→ **What to produce**: Render everything in the material from its first line down through the line containing "text: — xyxy=(62,314,70,323)" as a numbered list, leaving out blank lines.

★ ★ ★ ★ ★

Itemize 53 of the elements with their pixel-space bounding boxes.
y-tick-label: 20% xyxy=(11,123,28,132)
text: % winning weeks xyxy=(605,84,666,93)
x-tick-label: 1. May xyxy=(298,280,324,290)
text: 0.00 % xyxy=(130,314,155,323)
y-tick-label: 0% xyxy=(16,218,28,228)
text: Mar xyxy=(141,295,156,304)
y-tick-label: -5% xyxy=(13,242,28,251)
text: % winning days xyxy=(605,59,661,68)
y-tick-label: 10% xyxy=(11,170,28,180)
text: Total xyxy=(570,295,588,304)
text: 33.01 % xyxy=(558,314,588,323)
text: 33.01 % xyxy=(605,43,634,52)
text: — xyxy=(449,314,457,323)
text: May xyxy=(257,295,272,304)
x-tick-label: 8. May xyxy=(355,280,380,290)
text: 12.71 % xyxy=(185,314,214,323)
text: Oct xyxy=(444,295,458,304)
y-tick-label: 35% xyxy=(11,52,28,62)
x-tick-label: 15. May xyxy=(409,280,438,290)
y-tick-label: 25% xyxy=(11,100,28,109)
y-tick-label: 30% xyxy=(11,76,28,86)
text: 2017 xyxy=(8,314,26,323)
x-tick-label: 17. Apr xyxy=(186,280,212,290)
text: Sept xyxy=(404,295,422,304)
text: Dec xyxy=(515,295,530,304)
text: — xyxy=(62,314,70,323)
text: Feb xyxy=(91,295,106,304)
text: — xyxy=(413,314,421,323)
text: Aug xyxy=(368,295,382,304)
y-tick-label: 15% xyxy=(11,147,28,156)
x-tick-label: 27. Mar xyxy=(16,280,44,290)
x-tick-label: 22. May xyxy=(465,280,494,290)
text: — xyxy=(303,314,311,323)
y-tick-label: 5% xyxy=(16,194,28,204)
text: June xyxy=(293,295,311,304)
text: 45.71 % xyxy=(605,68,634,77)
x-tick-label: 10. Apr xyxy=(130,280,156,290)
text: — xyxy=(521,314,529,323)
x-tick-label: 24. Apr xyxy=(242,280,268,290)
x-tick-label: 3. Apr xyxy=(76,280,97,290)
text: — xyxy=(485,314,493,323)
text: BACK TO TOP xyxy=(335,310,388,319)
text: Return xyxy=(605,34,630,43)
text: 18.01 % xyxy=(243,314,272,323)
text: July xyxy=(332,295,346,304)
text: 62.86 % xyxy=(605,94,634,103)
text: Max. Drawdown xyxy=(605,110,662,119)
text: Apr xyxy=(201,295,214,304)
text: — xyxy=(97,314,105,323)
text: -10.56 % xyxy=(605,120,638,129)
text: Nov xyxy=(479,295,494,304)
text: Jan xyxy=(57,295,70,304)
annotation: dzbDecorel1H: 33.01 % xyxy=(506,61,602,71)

★ ★ ★ ★ ★

→ **Response**:
1. Itemize 53 of the elements with their pixel-space bounding boxes.
2. y-tick-label: 20% xyxy=(11,123,28,132)
3. text: % winning weeks xyxy=(605,84,666,93)
4. x-tick-label: 1. May xyxy=(298,280,324,290)
5. text: 0.00 % xyxy=(130,314,155,323)
6. y-tick-label: 0% xyxy=(16,218,28,228)
7. text: Mar xyxy=(141,295,156,304)
8. y-tick-label: -5% xyxy=(13,242,28,251)
9. text: % winning days xyxy=(605,59,661,68)
10. y-tick-label: 10% xyxy=(11,170,28,180)
11. text: Total xyxy=(570,295,588,304)
12. text: 33.01 % xyxy=(558,314,588,323)
13. text: 33.01 % xyxy=(605,43,634,52)
14. text: — xyxy=(449,314,457,323)
15. text: May xyxy=(257,295,272,304)
16. x-tick-label: 8. May xyxy=(355,280,380,290)
17. text: 12.71 % xyxy=(185,314,214,323)
18. text: Oct xyxy=(444,295,458,304)
19. y-tick-label: 35% xyxy=(11,52,28,62)
20. x-tick-label: 15. May xyxy=(409,280,438,290)
21. y-tick-label: 25% xyxy=(11,100,28,109)
22. y-tick-label: 30% xyxy=(11,76,28,86)
23. text: 2017 xyxy=(8,314,26,323)
24. x-tick-label: 17. Apr xyxy=(186,280,212,290)
25. text: Sept xyxy=(404,295,422,304)
26. text: Dec xyxy=(515,295,530,304)
27. text: — xyxy=(62,314,70,323)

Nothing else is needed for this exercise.